Copy the records below exactly as they are written.

******

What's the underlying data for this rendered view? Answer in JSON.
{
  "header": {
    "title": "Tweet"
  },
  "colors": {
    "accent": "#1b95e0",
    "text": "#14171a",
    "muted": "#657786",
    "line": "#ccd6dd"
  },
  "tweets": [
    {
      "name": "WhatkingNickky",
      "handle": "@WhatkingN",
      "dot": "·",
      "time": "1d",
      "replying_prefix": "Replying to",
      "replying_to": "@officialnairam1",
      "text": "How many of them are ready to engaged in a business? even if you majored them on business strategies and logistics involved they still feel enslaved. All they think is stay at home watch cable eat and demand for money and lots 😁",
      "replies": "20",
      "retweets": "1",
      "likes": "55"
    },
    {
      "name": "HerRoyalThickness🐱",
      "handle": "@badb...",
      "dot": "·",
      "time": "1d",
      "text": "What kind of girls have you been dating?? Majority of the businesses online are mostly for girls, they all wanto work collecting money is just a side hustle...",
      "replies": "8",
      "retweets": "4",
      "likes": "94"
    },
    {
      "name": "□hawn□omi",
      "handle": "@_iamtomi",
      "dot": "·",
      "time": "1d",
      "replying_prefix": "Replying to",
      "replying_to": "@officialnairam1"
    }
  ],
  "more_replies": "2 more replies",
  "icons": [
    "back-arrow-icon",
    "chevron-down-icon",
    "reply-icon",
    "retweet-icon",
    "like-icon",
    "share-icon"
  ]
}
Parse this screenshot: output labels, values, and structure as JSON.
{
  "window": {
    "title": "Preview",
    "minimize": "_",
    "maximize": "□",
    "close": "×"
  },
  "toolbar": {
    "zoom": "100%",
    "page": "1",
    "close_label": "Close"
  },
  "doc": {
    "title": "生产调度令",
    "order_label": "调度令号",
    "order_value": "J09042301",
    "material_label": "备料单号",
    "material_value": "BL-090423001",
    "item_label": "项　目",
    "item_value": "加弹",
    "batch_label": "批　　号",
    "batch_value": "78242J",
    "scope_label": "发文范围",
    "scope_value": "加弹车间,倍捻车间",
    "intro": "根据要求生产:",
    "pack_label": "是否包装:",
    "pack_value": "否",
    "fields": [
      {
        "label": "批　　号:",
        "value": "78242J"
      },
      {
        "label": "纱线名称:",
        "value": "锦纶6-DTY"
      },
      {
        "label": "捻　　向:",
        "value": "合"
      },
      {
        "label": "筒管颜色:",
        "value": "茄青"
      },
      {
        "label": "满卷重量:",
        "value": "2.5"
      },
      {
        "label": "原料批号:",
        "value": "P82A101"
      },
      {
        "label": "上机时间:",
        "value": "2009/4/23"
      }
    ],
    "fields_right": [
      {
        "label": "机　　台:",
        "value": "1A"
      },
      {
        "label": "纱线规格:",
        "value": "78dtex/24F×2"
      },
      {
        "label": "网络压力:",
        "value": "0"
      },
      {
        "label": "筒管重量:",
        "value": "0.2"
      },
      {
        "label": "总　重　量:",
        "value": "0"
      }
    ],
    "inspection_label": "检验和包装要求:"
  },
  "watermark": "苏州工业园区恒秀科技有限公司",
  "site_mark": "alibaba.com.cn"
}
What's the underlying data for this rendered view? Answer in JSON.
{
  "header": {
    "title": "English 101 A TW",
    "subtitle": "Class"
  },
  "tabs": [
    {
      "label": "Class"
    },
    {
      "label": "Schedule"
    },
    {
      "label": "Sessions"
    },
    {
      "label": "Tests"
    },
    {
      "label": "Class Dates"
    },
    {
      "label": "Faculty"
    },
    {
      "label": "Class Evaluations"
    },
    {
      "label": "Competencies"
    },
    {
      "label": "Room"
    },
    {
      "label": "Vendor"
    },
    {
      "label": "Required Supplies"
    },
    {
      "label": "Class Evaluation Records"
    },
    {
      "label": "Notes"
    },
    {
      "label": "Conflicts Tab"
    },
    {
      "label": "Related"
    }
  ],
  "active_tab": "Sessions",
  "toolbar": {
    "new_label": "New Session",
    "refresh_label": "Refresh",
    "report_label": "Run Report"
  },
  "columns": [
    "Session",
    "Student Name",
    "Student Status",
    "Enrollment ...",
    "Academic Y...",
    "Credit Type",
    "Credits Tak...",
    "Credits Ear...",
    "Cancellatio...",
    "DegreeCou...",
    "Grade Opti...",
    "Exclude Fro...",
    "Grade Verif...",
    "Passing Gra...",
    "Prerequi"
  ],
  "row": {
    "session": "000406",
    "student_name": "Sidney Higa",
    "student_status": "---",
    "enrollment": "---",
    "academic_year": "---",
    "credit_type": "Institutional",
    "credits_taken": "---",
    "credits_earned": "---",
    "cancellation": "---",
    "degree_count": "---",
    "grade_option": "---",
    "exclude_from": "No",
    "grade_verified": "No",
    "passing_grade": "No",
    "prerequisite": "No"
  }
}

******

— Problem solution —
What's the underlying data for this rendered view? Answer in JSON.
{
  "header": {
    "title": "Tweet"
  },
  "colors": {
    "accent": "#1b95e0",
    "text": "#14171a",
    "muted": "#657786",
    "line": "#ccd6dd"
  },
  "tweets": [
    {
      "name": "WhatkingNickky",
      "handle": "@WhatkingN",
      "dot": "·",
      "time": "1d",
      "replying_prefix": "Replying to",
      "replying_to": "@officialnairam1",
      "text": "How many of them are ready to engaged in a business? even if you majored them on business strategies and logistics involved they still feel enslaved. All they think is stay at home watch cable eat and demand for money and lots 😁",
      "replies": "20",
      "retweets": "1",
      "likes": "55"
    },
    {
      "name": "HerRoyalThickness🐱",
      "handle": "@badb...",
      "dot": "·",
      "time": "1d",
      "text": "What kind of girls have you been dating?? Majority of the businesses online are mostly for girls, they all wanto work collecting money is just a side hustle...",
      "replies": "8",
      "retweets": "4",
      "likes": "94"
    },
    {
      "name": "□hawn□omi",
      "handle": "@_iamtomi",
      "dot": "·",
      "time": "1d",
      "replying_prefix": "Replying to",
      "replying_to": "@officialnairam1"
    }
  ],
  "more_replies": "2 more replies",
  "icons": [
    "back-arrow-icon",
    "chevron-down-icon",
    "reply-icon",
    "retweet-icon",
    "like-icon",
    "share-icon"
  ]
}
Parse this screenshot: output labels, values, and structure as JSON.
{
  "window": {
    "title": "Preview",
    "minimize": "_",
    "maximize": "□",
    "close": "×"
  },
  "toolbar": {
    "zoom": "100%",
    "page": "1",
    "close_label": "Close"
  },
  "doc": {
    "title": "生产调度令",
    "order_label": "调度令号",
    "order_value": "J09042301",
    "material_label": "备料单号",
    "material_value": "BL-090423001",
    "item_label": "项　目",
    "item_value": "加弹",
    "batch_label": "批　　号",
    "batch_value": "78242J",
    "scope_label": "发文范围",
    "scope_value": "加弹车间,倍捻车间",
    "intro": "根据要求生产:",
    "pack_label": "是否包装:",
    "pack_value": "否",
    "fields": [
      {
        "label": "批　　号:",
        "value": "78242J"
      },
      {
        "label": "纱线名称:",
        "value": "锦纶6-DTY"
      },
      {
        "label": "捻　　向:",
        "value": "合"
      },
      {
        "label": "筒管颜色:",
        "value": "茄青"
      },
      {
        "label": "满卷重量:",
        "value": "2.5"
      },
      {
        "label": "原料批号:",
        "value": "P82A101"
      },
      {
        "label": "上机时间:",
        "value": "2009/4/23"
      }
    ],
    "fields_right": [
      {
        "label": "机　　台:",
        "value": "1A"
      },
      {
        "label": "纱线规格:",
        "value": "78dtex/24F×2"
      },
      {
        "label": "网络压力:",
        "value": "0"
      },
      {
        "label": "筒管重量:",
        "value": "0.2"
      },
      {
        "label": "总　重　量:",
        "value": "0"
      }
    ],
    "inspection_label": "检验和包装要求:"
  },
  "watermark": "苏州工业园区恒秀科技有限公司",
  "site_mark": "alibaba.com.cn"
}
What's the underlying data for this rendered view? Answer in JSON.
{
  "header": {
    "title": "English 101 A TW",
    "subtitle": "Class"
  },
  "tabs": [
    {
      "label": "Class"
    },
    {
      "label": "Schedule"
    },
    {
      "label": "Sessions"
    },
    {
      "label": "Tests"
    },
    {
      "label": "Class Dates"
    },
    {
      "label": "Faculty"
    },
    {
      "label": "Class Evaluations"
    },
    {
      "label": "Competencies"
    },
    {
      "label": "Room"
    },
    {
      "label": "Vendor"
    },
    {
      "label": "Required Supplies"
    },
    {
      "label": "Class Evaluation Records"
    },
    {
      "label": "Notes"
    },
    {
      "label": "Conflicts Tab"
    },
    {
      "label": "Related"
    }
  ],
  "active_tab": "Sessions",
  "toolbar": {
    "new_label": "New Session",
    "refresh_label": "Refresh",
    "report_label": "Run Report"
  },
  "columns": [
    "Session",
    "Student Name",
    "Student Status",
    "Enrollment ...",
    "Academic Y...",
    "Credit Type",
    "Credits Tak...",
    "Credits Ear...",
    "Cancellatio...",
    "DegreeCou...",
    "Grade Opti...",
    "Exclude Fro...",
    "Grade Verif...",
    "Passing Gra...",
    "Prerequi"
  ],
  "row": {
    "session": "000406",
    "student_name": "Sidney Higa",
    "student_status": "---",
    "enrollment": "---",
    "academic_year": "---",
    "credit_type": "Institutional",
    "credits_taken": "---",
    "credits_earned": "---",
    "cancellation": "---",
    "degree_count": "---",
    "grade_option": "---",
    "exclude_from": "No",
    "grade_verified": "No",
    "passing_grade": "No",
    "prerequisite": "No"
  }
}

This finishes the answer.